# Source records
·····

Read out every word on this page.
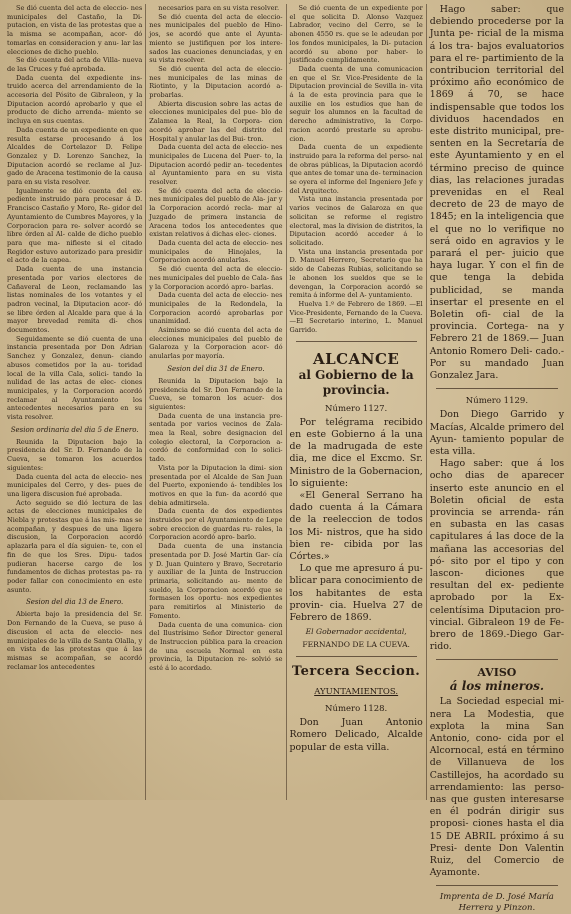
Se dió cuenta del acta de eleccio- nes municipales del Castaño, la Di- putacion, en vista de las protestas que a la misma se acompañan, acor- dó tomarlas en consideracion y anu- lar las elecciones de dicho pueblo.

Se dió cuenta del acta de Villa- nueva de las Cruces y fué aprobada.

Dada cuenta del expediente ins- truido acerca del arrendamiento de la accesoria del Pósito de Gibraleon, y la Diputacion acordó aprobarlo y que el producto de dicho arrenda- miento se incluya en sus cuentas.

Dada cuenta de un expediente en que resulta estarse procesando á los Alcaldes de Cortelazor D. Felipe Gonzalez y D. Lorenzo Sanchez, la Diputacion acordó se reclame al Juz- gado de Aracena testimonio de la causa para en su vista resolver.

Igualmente se dió cuenta del ex- pediente instruido para procesar á D. Francisco Castaño y Moro, Re- gidor del Ayuntamiento de Cumbres Mayores, y la Corporacion para re- solver acordó se libre órden al Al- calde de dicho pueblo para que ma- nifieste si el citado Regidor estuvo autorizado para presidir el acto de la capea.

Dada cuenta de una instancia presentada por varios electores de Cañaveral de Leon, reclamando las listas nominales de los votantes y el padron vecinal, la Diputacion acor- dó se libre órden al Alcalde para que á la mayor brevedad remita di- chos documentos.

Seguidamente se dió cuenta de una instancia presentada por Don Adrian Sanchez y Gonzalez, denun- ciando abusos cometidos por la au- toridad local de la villa Cala, solici- tando la nulidad de las actas de elec- ciones municipales, y la Corporacion acordó reclamar al Ayuntamiento los antecedentes necesarios para en su vista resolver.

Sesion ordinaria del dia 5 de Enero.

Reunida la Diputacion bajo la presidencia del Sr. D. Fernando de la Cueva, se tomaron los acuerdos siguientes:

Dada cuenta del acta de eleccio- nes municipales del Cerro, y des- pues de una ligera discusion fué aprobada.

Acto seguido se dió lectura de las actas de elecciones municipales de Niebla y protestas que á las mis- mas se acompañan, y despues de una ligera discusion, la Corporacion acordó aplazarla para el día siguien- te, con el fin de que los Sres. Dipu- tados pudieran hacerse cargo de los fundamentos de dichas protestas pa- ra poder fallar con conocimiento en este asunto.

Sesion del dia 13 de Enero.

Abierta bajo la presidencia del Sr. Don Fernando de la Cueva, se puso á discusion el acta de eleccio- nes municipales de la villa de Santa Olalla, y en vista de las protestas que á las mismas se acompañan, se acordó reclamar los antecedentes

necesarios para en su vista resolver.

Se dió cuenta del acta de eleccio- nes municipales del pueblo de Hino- jos, se acordó que ante el Ayunta- miento se justifiquen por los intere- sados las cuaciones denunciadas, y en su vista resolver.

Se dió cuenta del acta de eleccio- nes municipales de las minas de Riotinto, y la Diputacion acordó a- probarlas.

Abierta discusion sobre las actas de elecciones municipales del pue- blo de Zalamea la Real, la Corpora- cion acordó aprobar las del distrito del Hospital y anular las del Bui- tron.

Dada cuenta del acta de eleccio- nes municipales de Lucena del Puer- to, la Diputacion acordó pedir an- tecedentes al Ayuntamiento para en su vista resolver.

Se dió cuenta del acta de eleccio- nes municipales del pueblo de Ala- jar y la Corporacion acordó recla- mar al Juzgado de primera instancia de Aracena todos los antecedentes que existan relativos á dichas elec- ciones.

Dada cuenta del acta de eleccio- nes municipales de Hinojales, la Corporacion acordó anularlas.

Se dió cuenta del acta de eleccio- nes municipales del pueblo de Cala- ñas y la Corporacion acordó apro- barlas.

Dada cuenta del acta de eleccio- nes municipales de la Redondela, la Corporacion acordó aprobarlas por unanimidad.

Asimismo se dió cuenta del acta de elecciones municipales del pueblo de Galaroza y la Corporacion acor- dó anularlas por mayoría.

Sesion del dia 31 de Enero.

Reunida la Diputacion bajo la presidencia del Sr. Don Fernando de la Cueva, se tomaron los acuer- dos siguientes:

Dada cuenta de una instancia pre- sentada por varios vecinos de Zala- mea la Real, sobre designacion del colegio electoral, la Corporacion a- cordó de conformidad con lo solici- tado.

Vista por la Diputacion la dimi- sion presentada por el Alcalde de San Juan del Puerto, exponiendo á- tendibles los motivos en que la fun- da acordó que debia admitirsela.

Dada cuenta de dos expedientes instruidos por el Ayuntamiento de Lepe sobre ereccion de guardas ru- rales, la Corporacion acordó apro- barlo.

Dada cuenta de una instancia presentada por D. José Martin Gar- cía y D. Juan Quintero y Bravo, Secretario y auxiliar de la Junta de Instruccion primaria, solicitando au- mento de sueldo, la Corporacion acordó que se formasen los oportu- nos expedientes para remitirlos al Ministerio de Fomento.

Dada cuenta de una comunica- cion del Ilustrísimo Señor Director general de Instruccion pública para la creacion de una escuela Normal en esta provincia, la Diputacion re- solvió se esté á lo acordado.

Se dió cuenta de un expediente por el que solicita D. Alonso Vazquez Labrador, vecino del Cerro, se le abonen 4550 rs. que se le adeudan por los fondos municipales, la Di- putacion acordó su abono por haber- lo justificado cumplidamente.

Dada cuenta de una comunicacion en que el Sr. Vice-Presidente de la Diputacion provincial de Sevilla in- vita á la de esta provincia para que le auxilie en los estudios que han de seguir los alumnos en la facultad de derecho administrativo, la Corpo- racion acordó prestarle su aprobu- cion.

Dada cuenta de un expediente instruido para la reforma del perso- nal de obras públicas, la Diputacion acordó que antes de tomar una de- terminacion se oyera el informe del Ingeniero Jefe y del Arquitecto.

Vista una instancia presentada por varios vecinos de Galaroza en que solicitan se reforme el registro electoral, mas la division de distritos, la Diputacion acordó acceder á lo solicitado.

Vista una instancia presentada por D. Manuel Herrero, Secretario que ha sido de Cabezas Rubias, solicitando se le abonen los sueldos que se le devengan, la Corporacion acordó se remita á informe del A- yuntamiento.

Huelva 1.º de Febrero de 1869. —El Vice-Presidente, Fernando de la Cueva.—El Secretario interino, L. Manuel Garrido.

ALCANCE

al Gobierno de la provincia.

Número 1127.

Por telégrama recibido en este Gobierno á la una de la madrugada de este dia, me dice el Excmo. Sr. Ministro de la Gobernacion, lo siguiente:

«El General Serrano ha dado cuenta á la Cámara de la reeleccion de todos los Mi- nistros, que ha sido bien re- cibida por las Córtes.»

Lo que me apresuro á pu- blicar para conocimiento de los habitantes de esta provin- cia. Huelva 27 de Febrero de 1869.

El Gobernador accidental,

FERNANDO DE LA CUEVA.

Tercera Seccion.

AYUNTAMIENTOS.

Número 1128.

Don Juan Antonio Romero Delicado, Alcalde popular de esta villa.

Hago saber: que debiendo procederse por la Junta pe- ricial de la misma á los tra- bajos evaluatorios para el re- partimiento de la contribucion territorial del próximo año económico de 1869 á 70, se hace indispensable que todos los dividuos hacendados en este distrito municipal, pre- senten en la Secretaría de este Ayuntamiento y en el término preciso de quince dias, las relaciones juradas prevenidas en el Real decreto de 23 de mayo de 1845; en la inteligencia que el que no lo verifique no será oido en agravios y le parará el per- juicio que haya lugar. Y con el fin de que tenga la debida publicidad, se manda insertar el presente en el Boletin ofi- cial de la provincia. Cortega- na y Febrero 21 de 1869.— Juan Antonio Romero Deli- cado.-Por su mandado Juan Gonzalez Jara.

Número 1129.

Don Diego Garrido y Macías, Alcalde primero del Ayun- tamiento popular de esta villa.

Hago saber: que á los ocho dias de aparecer inserto este anuncio en el Boletin oficial de esta provincia se arrenda- rán en subasta en las casas capitulares á las doce de la mañana las accesorias del pó- sito por el tipo y con lascon- diciones que resultan del ex- pediente aprobado por la Ex- celentísima Diputacion pro- vincial. Gibraleon 19 de Fe- brero de 1869.-Diego Gar- rido.

AVISO

á los mineros.

La Sociedad especial mi- nera La Modestia, que explota la mina San Antonio, cono- cida por el Alcornocal, está en término de Villanueva de los Castillejos, ha acordado su arrendamiento: las perso- nas que gusten interesarse en él podrán dirigir sus proposi- ciones hasta el dia 15 DE ABRIL próximo á su Presi- dente Don Valentin Ruiz, del Comercio de Ayamonte.

Imprenta de D. José María Herrera y Pinzon.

·····

# Problem description
What is the number of lines that hold the string "Instruccion"? Give it alone.

# Full solution
2